-- ページ抜粋 --
----

津市は、津駅東口交通ターミナル上部空間活用などに関するサウンディング(対話)型市場調査の結果をまとめた。同空間活用では、交通ターミナルと一体となった官民連携による複合建築物の建設を検討している。調査ではデベロッパーなど12社と対話し、整備・運営の一貫性などからPFIと民間事業の適性が高いことが分かった。
事業手法やスキームについては、駅前広場に市有地が含まれており、行政財産の貸付が可能な事業手法が求められた。土地・建物の所有形態などが複雑になることも想定され、複合建築物全体で一貫した整理、管理運営が可能となる手法が望まれるとした。
また、交通ターミナルと複合建築物は施設配置計画への影響が大きいため、施設概要を早期に示す必要性もあるとされた。
市は2026年度に、事業化検討調査を実施し、事業モデルの検討や収益性検証に向けた想定プランをまとめる。行政負担範囲を示して複数の施設を一体的に整備するための連携方策を精査し、開発段階ごとのリスクを分析する。
サウンディング型市場調査も新たに実施し、コンセッション(運営権付与)などの事業成立可能性を考え、次年度以降の実施方針素案作成に向けた複合建築物の条件やスケジュールを整理する。
同調査は、国土交通省が実施する26年度先導的官民連携支援事業(『PPP/PFI推進アクションプラン』に沿った取り組みや、地域性を考慮した独自性の高い取り組み)の支援対象に選定された。
交通ターミナルについては、国が25年度まで機能強化の必要性などを調査しており、26年度からは交通拠点計画の対象範囲や整備イメージなどの整備方針を検討する。

----

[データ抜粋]
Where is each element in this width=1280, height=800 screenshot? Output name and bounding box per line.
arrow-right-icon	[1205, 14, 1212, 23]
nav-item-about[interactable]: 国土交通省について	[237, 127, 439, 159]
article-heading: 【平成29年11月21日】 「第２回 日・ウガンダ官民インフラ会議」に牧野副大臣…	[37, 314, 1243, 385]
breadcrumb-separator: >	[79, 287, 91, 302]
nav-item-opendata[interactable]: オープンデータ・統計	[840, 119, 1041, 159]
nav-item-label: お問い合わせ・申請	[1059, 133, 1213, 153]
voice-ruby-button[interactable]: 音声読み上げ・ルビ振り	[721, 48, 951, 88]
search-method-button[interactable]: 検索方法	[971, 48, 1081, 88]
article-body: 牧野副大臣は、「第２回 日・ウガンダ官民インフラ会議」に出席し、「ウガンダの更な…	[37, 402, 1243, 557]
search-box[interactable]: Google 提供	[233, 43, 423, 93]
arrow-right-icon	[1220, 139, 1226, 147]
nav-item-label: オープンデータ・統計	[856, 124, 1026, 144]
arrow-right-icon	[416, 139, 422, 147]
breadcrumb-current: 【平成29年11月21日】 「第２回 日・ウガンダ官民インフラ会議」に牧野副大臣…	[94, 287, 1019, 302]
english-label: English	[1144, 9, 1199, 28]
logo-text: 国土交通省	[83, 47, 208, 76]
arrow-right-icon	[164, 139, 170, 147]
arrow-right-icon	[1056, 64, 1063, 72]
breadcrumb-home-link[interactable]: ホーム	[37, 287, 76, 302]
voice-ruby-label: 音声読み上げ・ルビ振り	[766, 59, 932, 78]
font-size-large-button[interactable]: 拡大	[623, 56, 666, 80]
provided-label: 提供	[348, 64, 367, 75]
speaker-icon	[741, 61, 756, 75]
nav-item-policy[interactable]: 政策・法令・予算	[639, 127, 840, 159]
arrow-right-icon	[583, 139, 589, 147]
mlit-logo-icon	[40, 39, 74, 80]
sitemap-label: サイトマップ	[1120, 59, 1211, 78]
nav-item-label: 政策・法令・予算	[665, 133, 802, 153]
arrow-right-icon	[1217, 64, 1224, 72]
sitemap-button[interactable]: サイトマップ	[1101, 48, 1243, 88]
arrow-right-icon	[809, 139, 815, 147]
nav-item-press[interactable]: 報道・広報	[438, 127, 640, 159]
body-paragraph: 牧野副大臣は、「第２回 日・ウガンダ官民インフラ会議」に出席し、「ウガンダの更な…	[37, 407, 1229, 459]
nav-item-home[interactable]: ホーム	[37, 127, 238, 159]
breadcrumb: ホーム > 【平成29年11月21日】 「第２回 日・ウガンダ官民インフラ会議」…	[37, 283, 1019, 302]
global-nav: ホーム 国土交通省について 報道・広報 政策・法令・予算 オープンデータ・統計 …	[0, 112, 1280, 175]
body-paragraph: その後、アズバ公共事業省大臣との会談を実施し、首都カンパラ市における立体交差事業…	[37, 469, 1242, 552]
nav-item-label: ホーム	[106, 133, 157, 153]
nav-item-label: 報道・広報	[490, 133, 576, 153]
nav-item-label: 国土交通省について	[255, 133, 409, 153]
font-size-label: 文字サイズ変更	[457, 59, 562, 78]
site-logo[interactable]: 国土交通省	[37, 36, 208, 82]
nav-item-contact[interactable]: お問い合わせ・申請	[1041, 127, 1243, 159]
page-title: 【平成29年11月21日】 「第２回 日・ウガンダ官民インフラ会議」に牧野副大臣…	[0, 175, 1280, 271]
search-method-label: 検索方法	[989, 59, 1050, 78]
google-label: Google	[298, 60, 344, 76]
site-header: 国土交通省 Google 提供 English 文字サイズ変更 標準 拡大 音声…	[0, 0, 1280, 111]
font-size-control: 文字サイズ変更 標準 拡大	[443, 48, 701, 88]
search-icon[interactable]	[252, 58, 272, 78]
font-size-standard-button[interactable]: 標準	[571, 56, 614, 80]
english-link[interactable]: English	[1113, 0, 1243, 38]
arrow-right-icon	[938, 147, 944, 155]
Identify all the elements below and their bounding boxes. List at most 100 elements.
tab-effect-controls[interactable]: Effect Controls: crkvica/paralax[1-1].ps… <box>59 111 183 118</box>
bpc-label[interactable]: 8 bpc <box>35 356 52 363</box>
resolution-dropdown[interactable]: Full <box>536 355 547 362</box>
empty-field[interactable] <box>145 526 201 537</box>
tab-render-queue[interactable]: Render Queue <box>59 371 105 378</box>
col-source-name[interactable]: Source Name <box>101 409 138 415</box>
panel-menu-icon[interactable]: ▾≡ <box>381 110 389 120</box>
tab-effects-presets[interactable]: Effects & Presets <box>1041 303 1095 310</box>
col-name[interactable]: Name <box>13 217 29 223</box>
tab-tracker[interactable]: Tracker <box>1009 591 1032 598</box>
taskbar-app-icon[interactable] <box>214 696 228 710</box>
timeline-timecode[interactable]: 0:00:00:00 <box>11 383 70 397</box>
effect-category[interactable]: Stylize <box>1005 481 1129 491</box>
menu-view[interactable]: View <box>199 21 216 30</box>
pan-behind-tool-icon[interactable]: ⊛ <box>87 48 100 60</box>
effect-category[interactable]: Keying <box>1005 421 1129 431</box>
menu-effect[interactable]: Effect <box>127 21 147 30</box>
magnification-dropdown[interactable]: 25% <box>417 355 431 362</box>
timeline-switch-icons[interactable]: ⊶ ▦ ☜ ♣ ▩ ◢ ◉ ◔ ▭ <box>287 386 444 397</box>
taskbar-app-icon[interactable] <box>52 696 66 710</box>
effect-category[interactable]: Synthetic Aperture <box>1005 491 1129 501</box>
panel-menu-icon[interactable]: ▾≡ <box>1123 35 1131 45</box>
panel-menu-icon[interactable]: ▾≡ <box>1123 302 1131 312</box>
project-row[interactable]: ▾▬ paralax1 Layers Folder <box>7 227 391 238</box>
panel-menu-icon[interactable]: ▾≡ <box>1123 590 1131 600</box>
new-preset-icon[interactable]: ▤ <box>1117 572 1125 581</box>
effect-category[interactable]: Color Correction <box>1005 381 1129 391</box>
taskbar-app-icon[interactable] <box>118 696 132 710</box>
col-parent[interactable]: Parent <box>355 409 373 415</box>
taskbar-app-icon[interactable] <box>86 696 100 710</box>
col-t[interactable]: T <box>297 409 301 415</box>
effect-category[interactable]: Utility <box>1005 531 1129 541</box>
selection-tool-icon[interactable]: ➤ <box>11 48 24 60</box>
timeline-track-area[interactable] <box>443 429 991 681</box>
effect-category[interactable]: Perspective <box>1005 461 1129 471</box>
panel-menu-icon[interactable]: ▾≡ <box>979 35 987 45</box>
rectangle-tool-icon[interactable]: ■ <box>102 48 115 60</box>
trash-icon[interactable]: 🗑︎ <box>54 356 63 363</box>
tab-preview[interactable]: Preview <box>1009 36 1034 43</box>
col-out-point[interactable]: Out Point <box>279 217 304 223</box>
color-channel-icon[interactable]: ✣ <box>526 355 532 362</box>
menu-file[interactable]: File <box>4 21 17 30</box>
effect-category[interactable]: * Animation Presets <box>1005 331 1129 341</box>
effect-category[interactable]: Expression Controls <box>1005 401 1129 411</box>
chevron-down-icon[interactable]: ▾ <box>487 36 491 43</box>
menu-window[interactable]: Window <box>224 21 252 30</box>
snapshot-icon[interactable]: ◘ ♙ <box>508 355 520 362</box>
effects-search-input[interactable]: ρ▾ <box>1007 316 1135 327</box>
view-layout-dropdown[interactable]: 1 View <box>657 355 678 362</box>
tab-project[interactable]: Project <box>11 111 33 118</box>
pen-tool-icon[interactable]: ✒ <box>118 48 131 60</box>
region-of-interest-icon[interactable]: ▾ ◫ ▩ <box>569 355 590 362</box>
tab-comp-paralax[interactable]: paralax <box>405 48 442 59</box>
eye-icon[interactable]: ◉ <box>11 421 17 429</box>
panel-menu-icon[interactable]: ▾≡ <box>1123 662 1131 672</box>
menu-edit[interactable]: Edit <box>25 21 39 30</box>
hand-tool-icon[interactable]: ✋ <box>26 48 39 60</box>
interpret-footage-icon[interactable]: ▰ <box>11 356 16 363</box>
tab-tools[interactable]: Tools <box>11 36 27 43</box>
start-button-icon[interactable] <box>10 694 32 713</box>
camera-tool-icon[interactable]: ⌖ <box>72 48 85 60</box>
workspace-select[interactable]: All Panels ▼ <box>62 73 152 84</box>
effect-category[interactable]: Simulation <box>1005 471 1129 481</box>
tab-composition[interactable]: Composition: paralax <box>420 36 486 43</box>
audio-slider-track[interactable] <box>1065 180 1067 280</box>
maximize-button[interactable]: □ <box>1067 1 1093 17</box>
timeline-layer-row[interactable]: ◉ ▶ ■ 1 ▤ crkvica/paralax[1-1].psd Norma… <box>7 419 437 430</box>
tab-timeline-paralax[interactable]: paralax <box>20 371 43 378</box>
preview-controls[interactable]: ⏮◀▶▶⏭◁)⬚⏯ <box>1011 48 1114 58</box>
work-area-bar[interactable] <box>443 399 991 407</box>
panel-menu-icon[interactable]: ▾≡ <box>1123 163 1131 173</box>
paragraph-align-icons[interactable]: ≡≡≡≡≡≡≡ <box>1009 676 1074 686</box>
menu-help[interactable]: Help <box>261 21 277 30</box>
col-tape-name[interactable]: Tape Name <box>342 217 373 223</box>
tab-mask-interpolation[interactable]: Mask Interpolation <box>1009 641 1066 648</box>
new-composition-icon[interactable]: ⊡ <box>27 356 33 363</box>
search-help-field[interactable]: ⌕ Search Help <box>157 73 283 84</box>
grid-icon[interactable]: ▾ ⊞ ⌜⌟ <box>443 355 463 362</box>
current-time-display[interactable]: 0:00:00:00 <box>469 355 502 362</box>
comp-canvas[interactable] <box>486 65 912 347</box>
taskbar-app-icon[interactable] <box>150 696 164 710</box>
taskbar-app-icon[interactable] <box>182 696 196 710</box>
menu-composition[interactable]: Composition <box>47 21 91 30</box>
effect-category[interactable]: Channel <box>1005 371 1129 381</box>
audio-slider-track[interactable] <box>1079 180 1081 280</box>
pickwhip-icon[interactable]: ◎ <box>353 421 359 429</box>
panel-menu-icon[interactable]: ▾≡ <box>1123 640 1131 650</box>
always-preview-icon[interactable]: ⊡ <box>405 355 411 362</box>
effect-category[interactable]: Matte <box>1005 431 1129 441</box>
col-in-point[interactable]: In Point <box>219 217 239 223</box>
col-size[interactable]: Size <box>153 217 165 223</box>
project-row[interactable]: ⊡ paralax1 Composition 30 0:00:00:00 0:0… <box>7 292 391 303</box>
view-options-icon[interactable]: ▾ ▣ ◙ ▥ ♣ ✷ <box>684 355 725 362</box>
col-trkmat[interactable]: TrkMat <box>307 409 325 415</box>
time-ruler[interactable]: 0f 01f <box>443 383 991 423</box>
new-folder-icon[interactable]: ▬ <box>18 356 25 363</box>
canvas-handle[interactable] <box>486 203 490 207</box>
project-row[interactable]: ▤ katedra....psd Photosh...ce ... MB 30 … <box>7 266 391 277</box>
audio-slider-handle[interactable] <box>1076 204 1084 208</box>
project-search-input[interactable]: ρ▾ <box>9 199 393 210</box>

----

-- 設問の要件 --
津駅東口の記事を、「事業手法やスキームについては」を含むところから「件やスケジュールを整理する。」までそのまま書き写してください。

-- 記述解答 --
事業手法やスキームについては、駅前広場に市有地が含まれており、行政財産の貸付が可能な事業手法が求められた。土地・建物の所有形態などが複雑になることも想定され、複合建築物全体で一貫した整理、管理運営が可能となる手法が望まれるとした。
また、交通ターミナルと複合建築物は施設配置計画への影響が大きいため、施設概要を早期に示す必要性もあるとされた。
市は2026年度に、事業化検討調査を実施し、事業モデルの検討や収益性検証に向けた想定プランをまとめる。行政負担範囲を示して複数の施設を一体的に整備するための連携方策を精査し、開発段階ごとのリスクを分析する。
サウンディング型市場調査も新たに実施し、コンセッション(運営権付与)などの事業成立可能性を考え、次年度以降の実施方針素案作成に向けた複合建築物の条件やスケジュールを整理する。